Recorded data

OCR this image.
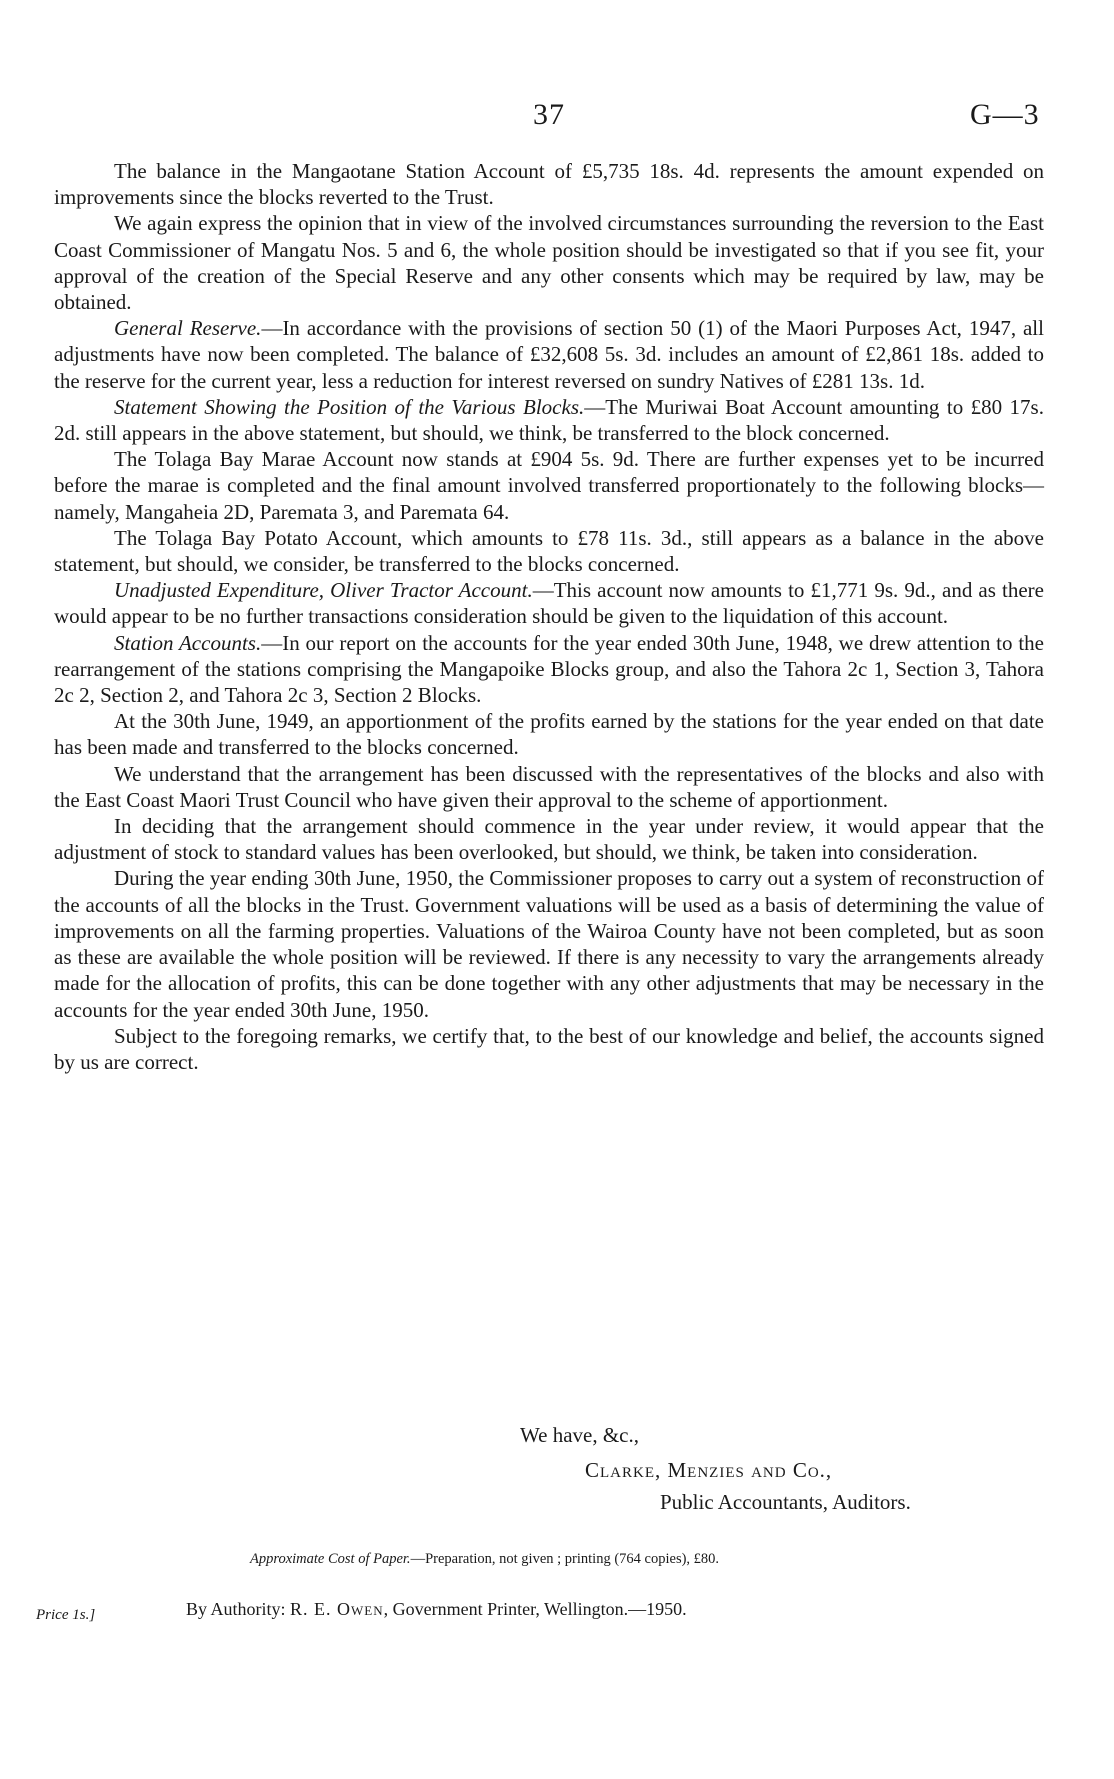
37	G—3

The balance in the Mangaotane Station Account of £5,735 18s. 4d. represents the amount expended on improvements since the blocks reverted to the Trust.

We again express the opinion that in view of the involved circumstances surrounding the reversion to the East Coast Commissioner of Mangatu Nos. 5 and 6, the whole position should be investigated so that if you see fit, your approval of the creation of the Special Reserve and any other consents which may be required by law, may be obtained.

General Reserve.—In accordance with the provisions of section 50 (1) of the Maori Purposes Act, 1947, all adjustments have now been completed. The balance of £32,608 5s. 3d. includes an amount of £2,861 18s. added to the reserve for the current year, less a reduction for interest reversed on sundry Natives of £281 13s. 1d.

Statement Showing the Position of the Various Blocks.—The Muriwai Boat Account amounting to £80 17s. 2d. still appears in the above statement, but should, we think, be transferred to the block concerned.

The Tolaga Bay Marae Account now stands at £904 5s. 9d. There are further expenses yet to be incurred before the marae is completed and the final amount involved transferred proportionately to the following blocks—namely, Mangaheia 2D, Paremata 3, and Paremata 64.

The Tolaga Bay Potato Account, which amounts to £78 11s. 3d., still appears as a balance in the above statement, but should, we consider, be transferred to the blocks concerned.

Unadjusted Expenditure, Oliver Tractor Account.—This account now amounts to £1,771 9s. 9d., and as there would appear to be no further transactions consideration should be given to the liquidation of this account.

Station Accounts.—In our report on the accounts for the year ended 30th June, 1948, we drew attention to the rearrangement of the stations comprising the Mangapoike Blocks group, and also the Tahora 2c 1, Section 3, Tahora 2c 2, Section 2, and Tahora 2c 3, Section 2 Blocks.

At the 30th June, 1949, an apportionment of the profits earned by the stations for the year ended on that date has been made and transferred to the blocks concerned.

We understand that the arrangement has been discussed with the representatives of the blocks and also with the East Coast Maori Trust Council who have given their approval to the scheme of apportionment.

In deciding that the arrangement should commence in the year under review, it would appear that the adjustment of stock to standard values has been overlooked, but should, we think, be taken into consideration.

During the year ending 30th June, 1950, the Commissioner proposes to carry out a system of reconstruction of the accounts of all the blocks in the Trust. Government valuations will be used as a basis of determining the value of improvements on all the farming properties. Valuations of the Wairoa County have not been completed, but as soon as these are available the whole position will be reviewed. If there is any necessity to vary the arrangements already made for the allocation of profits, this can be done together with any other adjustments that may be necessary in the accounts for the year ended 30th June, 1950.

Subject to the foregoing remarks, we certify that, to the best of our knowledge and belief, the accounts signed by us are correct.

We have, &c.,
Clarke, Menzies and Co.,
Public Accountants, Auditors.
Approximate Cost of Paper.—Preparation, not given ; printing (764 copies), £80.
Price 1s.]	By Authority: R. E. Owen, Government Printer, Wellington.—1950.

* * *

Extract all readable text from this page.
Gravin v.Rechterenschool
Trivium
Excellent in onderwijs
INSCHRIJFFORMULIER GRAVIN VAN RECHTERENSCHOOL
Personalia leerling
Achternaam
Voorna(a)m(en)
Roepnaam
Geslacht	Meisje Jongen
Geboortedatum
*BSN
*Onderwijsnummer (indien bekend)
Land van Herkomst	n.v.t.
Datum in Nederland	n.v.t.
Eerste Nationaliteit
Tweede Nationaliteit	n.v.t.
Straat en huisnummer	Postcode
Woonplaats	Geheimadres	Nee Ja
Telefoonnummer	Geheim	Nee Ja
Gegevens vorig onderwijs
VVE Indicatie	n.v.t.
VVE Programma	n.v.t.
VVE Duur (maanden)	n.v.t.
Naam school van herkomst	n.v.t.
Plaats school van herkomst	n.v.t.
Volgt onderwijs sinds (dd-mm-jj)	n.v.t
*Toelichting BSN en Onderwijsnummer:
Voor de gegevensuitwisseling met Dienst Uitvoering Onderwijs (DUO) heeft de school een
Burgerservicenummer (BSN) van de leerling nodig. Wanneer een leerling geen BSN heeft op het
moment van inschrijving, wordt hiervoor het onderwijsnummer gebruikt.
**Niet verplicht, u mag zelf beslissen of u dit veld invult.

Requirements:
Take every line that includes the string "appears" and copy it.

Output below:
Statement Showing the Position of the Various Blocks.—The Muriwai Boat Account amounting to £80 17s. 2d. still appears in the above statement, but should, we think, be transferred to the block concerned.
The Tolaga Bay Potato Account, which amounts to £78 11s. 3d., still appears as a balance in the above statement, but should, we consider, be transferred to the blocks concerned.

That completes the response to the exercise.